_REQUIREMENT_
Search the records for "HIRS" and copy each line that holds it.

Rows from a figure dataset:
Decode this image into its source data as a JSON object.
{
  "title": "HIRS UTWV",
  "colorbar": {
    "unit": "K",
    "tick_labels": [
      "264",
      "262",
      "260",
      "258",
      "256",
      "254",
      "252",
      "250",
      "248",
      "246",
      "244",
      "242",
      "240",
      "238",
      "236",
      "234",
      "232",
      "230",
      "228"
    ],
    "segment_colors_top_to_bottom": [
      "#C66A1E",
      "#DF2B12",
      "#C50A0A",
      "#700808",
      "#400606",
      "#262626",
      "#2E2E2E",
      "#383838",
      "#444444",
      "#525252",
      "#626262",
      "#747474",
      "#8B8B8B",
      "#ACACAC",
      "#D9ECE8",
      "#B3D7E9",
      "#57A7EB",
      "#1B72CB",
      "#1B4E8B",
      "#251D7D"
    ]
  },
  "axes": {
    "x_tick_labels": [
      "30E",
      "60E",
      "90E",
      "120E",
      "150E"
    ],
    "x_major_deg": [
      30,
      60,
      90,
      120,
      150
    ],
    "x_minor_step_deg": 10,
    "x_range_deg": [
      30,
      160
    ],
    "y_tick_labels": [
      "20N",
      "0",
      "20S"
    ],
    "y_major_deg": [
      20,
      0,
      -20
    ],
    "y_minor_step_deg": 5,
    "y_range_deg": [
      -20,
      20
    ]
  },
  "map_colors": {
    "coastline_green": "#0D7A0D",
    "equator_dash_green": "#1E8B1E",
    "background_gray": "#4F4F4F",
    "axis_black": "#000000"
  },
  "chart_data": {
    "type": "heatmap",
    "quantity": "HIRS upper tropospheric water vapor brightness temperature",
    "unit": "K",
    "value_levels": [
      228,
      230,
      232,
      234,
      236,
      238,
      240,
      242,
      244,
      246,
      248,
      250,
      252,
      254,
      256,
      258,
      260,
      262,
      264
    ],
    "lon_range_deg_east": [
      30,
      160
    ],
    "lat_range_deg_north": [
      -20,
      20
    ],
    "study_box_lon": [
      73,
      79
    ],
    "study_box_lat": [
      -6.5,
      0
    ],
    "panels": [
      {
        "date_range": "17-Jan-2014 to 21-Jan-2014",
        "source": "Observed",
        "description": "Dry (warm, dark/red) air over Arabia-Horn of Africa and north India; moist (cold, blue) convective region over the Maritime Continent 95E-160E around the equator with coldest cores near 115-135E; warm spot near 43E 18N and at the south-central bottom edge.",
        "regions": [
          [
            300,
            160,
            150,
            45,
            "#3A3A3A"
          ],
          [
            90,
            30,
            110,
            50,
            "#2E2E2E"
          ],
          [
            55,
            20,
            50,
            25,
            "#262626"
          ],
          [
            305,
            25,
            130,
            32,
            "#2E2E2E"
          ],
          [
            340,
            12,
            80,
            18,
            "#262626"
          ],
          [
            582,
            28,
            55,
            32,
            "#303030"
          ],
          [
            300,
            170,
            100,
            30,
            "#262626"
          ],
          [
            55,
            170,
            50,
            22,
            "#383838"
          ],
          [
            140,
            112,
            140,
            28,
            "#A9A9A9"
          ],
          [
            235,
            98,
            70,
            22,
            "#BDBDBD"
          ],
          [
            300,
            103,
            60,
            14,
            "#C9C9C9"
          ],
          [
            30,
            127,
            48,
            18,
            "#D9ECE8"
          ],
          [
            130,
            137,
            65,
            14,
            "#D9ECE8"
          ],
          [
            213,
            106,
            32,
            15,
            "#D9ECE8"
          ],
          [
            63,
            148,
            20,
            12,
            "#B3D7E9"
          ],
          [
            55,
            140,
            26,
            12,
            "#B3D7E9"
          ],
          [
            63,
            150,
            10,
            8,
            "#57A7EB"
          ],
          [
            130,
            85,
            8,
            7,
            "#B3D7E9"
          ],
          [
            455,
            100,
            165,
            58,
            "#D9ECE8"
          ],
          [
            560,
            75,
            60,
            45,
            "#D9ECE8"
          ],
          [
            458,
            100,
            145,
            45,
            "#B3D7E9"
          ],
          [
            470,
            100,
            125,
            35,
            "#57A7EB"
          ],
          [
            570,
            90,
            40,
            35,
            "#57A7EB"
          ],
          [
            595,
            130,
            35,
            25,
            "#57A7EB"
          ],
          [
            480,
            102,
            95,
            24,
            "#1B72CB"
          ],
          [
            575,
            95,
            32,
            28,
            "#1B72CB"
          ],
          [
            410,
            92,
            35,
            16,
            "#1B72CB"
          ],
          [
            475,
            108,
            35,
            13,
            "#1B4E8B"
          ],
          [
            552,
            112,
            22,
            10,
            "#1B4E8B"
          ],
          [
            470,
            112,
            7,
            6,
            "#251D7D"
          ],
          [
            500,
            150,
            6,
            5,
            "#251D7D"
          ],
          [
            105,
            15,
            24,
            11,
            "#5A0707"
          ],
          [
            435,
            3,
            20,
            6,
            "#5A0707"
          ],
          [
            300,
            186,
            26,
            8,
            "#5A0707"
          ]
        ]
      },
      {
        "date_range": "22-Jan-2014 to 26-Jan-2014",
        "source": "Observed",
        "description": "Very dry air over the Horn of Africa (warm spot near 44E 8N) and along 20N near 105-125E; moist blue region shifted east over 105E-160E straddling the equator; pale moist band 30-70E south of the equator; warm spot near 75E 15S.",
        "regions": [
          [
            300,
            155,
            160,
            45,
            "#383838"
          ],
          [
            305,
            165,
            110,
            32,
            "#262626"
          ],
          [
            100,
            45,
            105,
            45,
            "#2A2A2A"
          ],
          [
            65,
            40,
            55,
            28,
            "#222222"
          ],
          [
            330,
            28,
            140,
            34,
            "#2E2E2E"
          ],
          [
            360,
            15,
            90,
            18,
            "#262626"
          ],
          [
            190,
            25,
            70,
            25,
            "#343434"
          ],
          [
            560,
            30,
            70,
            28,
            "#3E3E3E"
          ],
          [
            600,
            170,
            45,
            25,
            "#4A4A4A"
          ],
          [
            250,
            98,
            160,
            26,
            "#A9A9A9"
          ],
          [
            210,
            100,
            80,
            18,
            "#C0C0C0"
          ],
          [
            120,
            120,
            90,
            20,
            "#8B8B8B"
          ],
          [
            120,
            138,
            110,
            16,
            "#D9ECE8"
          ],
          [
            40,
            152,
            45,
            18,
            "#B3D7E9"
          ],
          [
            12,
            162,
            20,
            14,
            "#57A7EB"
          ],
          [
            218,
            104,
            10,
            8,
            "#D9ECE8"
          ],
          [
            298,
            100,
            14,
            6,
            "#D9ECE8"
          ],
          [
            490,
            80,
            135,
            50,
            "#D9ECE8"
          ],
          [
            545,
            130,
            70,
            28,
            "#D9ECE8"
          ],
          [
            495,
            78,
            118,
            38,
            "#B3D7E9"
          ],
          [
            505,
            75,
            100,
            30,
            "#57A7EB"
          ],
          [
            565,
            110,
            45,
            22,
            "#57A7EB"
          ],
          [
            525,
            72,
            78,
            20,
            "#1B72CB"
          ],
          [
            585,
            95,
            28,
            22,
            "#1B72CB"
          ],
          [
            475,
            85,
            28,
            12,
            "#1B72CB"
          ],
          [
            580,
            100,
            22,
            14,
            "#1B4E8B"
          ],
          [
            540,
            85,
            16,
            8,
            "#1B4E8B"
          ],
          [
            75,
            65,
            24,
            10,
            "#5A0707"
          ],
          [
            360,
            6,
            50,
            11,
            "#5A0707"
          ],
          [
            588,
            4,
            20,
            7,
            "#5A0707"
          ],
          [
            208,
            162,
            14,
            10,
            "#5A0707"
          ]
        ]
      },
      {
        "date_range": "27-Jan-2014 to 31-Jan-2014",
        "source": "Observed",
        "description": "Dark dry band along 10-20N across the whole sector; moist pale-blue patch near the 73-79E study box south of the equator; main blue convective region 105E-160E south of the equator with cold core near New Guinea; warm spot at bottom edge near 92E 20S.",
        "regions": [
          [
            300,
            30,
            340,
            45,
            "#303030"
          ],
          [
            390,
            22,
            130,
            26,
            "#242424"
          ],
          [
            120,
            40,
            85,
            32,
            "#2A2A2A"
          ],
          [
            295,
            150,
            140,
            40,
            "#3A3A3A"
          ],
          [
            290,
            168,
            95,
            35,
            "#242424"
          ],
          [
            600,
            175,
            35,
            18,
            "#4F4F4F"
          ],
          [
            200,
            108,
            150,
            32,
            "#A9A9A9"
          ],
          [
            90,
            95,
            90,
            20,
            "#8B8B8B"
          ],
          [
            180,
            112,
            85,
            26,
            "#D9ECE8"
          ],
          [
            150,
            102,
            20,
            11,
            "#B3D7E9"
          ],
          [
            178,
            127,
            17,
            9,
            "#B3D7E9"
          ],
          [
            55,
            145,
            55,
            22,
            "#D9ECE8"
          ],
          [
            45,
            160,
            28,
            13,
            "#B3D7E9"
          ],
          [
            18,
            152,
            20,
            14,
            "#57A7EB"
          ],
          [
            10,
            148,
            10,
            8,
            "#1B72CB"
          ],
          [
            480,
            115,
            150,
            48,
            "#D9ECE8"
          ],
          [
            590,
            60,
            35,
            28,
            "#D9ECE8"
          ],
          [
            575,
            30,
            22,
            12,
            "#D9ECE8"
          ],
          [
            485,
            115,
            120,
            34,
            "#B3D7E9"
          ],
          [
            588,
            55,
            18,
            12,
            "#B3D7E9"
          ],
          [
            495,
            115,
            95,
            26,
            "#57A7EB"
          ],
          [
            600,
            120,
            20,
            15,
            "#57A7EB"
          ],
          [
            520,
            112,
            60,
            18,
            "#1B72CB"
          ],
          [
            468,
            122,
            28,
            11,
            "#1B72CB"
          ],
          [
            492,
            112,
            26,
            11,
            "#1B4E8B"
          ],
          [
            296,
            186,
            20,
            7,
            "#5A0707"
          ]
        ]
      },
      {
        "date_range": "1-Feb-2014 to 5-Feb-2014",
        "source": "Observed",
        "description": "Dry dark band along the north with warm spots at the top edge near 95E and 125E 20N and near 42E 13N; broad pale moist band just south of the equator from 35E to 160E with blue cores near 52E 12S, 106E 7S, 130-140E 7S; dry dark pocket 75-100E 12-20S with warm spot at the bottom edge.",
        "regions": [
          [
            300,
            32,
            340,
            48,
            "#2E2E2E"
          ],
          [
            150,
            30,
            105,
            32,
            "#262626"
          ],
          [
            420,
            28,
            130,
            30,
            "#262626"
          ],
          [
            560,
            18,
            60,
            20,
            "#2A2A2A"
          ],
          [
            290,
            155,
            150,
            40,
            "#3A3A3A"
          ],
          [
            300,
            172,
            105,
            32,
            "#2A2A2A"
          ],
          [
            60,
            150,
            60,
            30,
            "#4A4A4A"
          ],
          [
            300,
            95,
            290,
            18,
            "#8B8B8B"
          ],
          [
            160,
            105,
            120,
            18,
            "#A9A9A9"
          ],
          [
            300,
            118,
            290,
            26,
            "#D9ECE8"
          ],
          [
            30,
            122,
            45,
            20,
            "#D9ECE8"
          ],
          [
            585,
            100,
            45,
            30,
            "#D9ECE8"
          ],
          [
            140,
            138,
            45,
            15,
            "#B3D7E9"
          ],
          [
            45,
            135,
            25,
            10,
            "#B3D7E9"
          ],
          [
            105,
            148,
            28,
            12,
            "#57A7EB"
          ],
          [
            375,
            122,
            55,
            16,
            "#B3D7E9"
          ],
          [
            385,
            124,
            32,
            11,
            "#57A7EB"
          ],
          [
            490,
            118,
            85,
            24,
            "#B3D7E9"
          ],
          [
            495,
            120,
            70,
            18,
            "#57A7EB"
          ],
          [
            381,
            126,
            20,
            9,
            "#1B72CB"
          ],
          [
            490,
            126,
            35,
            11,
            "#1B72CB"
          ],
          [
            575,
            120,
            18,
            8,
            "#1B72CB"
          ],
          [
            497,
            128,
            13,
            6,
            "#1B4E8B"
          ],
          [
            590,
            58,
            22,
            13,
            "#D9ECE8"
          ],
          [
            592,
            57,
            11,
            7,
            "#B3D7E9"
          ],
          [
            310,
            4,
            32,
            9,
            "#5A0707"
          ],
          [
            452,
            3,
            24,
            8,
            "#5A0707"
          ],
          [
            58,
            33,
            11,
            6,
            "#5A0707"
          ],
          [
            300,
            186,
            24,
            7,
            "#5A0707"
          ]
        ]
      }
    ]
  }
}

_TASK RESPONSE_
  "title": "HIRS UTWV",
    "quantity": "HIRS upper tropospheric water vapor brightness temperature",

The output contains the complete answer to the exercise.